[Work instructions] Transcribe the whole listing without a single picture.

[Listed records]
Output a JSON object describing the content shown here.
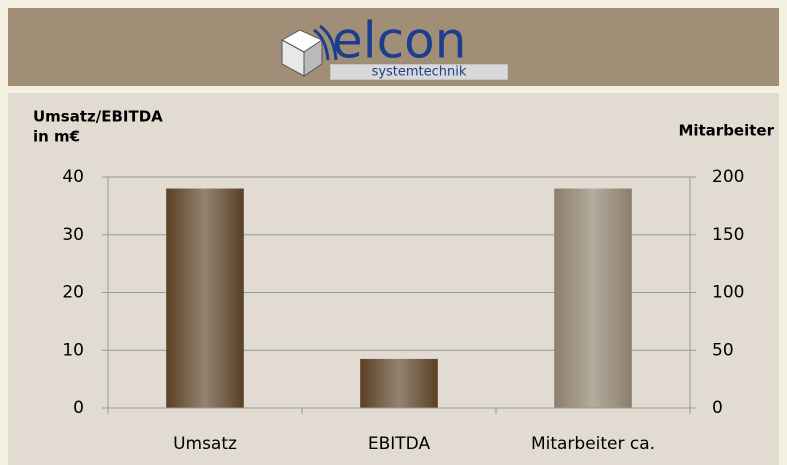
{
  "header": {
    "logo": "elcon",
    "tagline": "systemtechnik"
  },
  "chart_data": {
    "type": "bar",
    "y_label": [
      "Umsatz/EBITDA",
      "in m€"
    ],
    "y2_label": "Mitarbeiter",
    "categories": [
      "Umsatz",
      "EBITDA",
      "Mitarbeiter ca."
    ],
    "series": [
      {
        "color": "#5a4024",
        "values": [
          38,
          8.5,
          null
        ]
      },
      {
        "color": "#8c7e6a",
        "axis": "y2",
        "values": [
          null,
          null,
          190
        ]
      }
    ],
    "ylim": [
      0,
      40
    ],
    "yticks": [
      0,
      10,
      20,
      30,
      40
    ],
    "y2lim": [
      0,
      200
    ],
    "y2ticks": [
      0,
      50,
      100,
      150,
      200
    ],
    "grid": true
  }
}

[Task answer]
Output a JSON object describing the content shown here.
{
  "header": {
    "logo": "elcon",
    "tagline": "systemtechnik"
  },
  "chart_data": {
    "type": "bar",
    "y_label": [
      "Umsatz/EBITDA",
      "in m€"
    ],
    "y2_label": "Mitarbeiter",
    "categories": [
      "Umsatz",
      "EBITDA",
      "Mitarbeiter ca."
    ],
    "series": [
      {
        "color": "#5a4024",
        "values": [
          38,
          8.5,
          null
        ]
      },
      {
        "color": "#8c7e6a",
        "axis": "y2",
        "values": [
          null,
          null,
          190
        ]
      }
    ],
    "ylim": [
      0,
      40
    ],
    "yticks": [
      0,
      10,
      20,
      30,
      40
    ],
    "y2lim": [
      0,
      200
    ],
    "y2ticks": [
      0,
      50,
      100,
      150,
      200
    ],
    "grid": true
  }
}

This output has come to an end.